[Extracted records]
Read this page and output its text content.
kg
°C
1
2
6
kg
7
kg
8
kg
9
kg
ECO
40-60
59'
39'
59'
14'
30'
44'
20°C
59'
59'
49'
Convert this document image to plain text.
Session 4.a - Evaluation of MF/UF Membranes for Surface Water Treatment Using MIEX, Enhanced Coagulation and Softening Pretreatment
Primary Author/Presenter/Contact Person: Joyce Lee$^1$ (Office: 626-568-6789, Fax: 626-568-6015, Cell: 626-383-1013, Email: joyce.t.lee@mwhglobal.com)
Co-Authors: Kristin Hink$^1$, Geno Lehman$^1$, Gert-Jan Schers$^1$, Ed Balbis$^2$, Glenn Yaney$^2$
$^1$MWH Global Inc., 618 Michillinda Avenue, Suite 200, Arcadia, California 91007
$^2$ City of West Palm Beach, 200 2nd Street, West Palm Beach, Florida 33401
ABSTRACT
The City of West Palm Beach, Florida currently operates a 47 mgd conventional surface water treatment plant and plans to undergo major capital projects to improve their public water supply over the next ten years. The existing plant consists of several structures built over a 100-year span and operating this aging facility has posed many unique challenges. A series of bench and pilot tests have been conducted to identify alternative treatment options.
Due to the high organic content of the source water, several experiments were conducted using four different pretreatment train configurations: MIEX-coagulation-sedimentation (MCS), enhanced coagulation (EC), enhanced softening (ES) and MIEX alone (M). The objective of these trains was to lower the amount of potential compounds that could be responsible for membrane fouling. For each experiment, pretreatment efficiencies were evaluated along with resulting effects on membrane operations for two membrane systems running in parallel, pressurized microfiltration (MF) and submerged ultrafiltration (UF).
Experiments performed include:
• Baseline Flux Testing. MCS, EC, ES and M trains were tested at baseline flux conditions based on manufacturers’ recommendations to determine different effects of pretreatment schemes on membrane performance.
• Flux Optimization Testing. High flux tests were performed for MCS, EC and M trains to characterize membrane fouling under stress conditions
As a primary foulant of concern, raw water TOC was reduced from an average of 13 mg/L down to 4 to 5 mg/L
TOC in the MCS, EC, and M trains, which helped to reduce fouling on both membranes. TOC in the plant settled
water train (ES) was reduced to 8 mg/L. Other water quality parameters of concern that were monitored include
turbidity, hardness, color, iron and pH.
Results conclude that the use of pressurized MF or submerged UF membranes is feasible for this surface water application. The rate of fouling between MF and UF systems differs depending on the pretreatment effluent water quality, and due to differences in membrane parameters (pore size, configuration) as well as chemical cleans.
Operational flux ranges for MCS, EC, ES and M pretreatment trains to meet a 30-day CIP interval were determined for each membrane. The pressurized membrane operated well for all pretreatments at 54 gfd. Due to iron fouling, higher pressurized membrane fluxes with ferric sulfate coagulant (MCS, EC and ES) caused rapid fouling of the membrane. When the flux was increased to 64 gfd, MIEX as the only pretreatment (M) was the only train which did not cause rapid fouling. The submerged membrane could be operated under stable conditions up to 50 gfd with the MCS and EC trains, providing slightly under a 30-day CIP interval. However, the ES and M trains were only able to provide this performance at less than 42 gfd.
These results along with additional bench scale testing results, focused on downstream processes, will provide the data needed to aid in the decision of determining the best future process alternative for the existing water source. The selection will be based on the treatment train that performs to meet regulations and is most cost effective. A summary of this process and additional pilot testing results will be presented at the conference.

**Exercise task**
Copy each record from above exactly, and include every line.

**Final answer**
Read this page and output its text content.
kg
°C
1
2
6
kg
7
kg
8
kg
9
kg
ECO
40-60
59'
39'
59'
14'
30'
44'
20°C
59'
59'
49'
Convert this document image to plain text.
Session 4.a - Evaluation of MF/UF Membranes for Surface Water Treatment Using MIEX, Enhanced Coagulation and Softening Pretreatment
Primary Author/Presenter/Contact Person: Joyce Lee$^1$ (Office: 626-568-6789, Fax: 626-568-6015, Cell: 626-383-1013, Email: joyce.t.lee@mwhglobal.com)
Co-Authors: Kristin Hink$^1$, Geno Lehman$^1$, Gert-Jan Schers$^1$, Ed Balbis$^2$, Glenn Yaney$^2$
$^1$MWH Global Inc., 618 Michillinda Avenue, Suite 200, Arcadia, California 91007
$^2$ City of West Palm Beach, 200 2nd Street, West Palm Beach, Florida 33401
ABSTRACT
The City of West Palm Beach, Florida currently operates a 47 mgd conventional surface water treatment plant and plans to undergo major capital projects to improve their public water supply over the next ten years. The existing plant consists of several structures built over a 100-year span and operating this aging facility has posed many unique challenges. A series of bench and pilot tests have been conducted to identify alternative treatment options.
Due to the high organic content of the source water, several experiments were conducted using four different pretreatment train configurations: MIEX-coagulation-sedimentation (MCS), enhanced coagulation (EC), enhanced softening (ES) and MIEX alone (M). The objective of these trains was to lower the amount of potential compounds that could be responsible for membrane fouling. For each experiment, pretreatment efficiencies were evaluated along with resulting effects on membrane operations for two membrane systems running in parallel, pressurized microfiltration (MF) and submerged ultrafiltration (UF).
Experiments performed include:
• Baseline Flux Testing. MCS, EC, ES and M trains were tested at baseline flux conditions based on manufacturers’ recommendations to determine different effects of pretreatment schemes on membrane performance.
• Flux Optimization Testing. High flux tests were performed for MCS, EC and M trains to characterize membrane fouling under stress conditions
As a primary foulant of concern, raw water TOC was reduced from an average of 13 mg/L down to 4 to 5 mg/L
TOC in the MCS, EC, and M trains, which helped to reduce fouling on both membranes. TOC in the plant settled
water train (ES) was reduced to 8 mg/L. Other water quality parameters of concern that were monitored include
turbidity, hardness, color, iron and pH.
Results conclude that the use of pressurized MF or submerged UF membranes is feasible for this surface water application. The rate of fouling between MF and UF systems differs depending on the pretreatment effluent water quality, and due to differences in membrane parameters (pore size, configuration) as well as chemical cleans.
Operational flux ranges for MCS, EC, ES and M pretreatment trains to meet a 30-day CIP interval were determined for each membrane. The pressurized membrane operated well for all pretreatments at 54 gfd. Due to iron fouling, higher pressurized membrane fluxes with ferric sulfate coagulant (MCS, EC and ES) caused rapid fouling of the membrane. When the flux was increased to 64 gfd, MIEX as the only pretreatment (M) was the only train which did not cause rapid fouling. The submerged membrane could be operated under stable conditions up to 50 gfd with the MCS and EC trains, providing slightly under a 30-day CIP interval. However, the ES and M trains were only able to provide this performance at less than 42 gfd.
These results along with additional bench scale testing results, focused on downstream processes, will provide the data needed to aid in the decision of determining the best future process alternative for the existing water source. The selection will be based on the treatment train that performs to meet regulations and is most cost effective. A summary of this process and additional pilot testing results will be presented at the conference.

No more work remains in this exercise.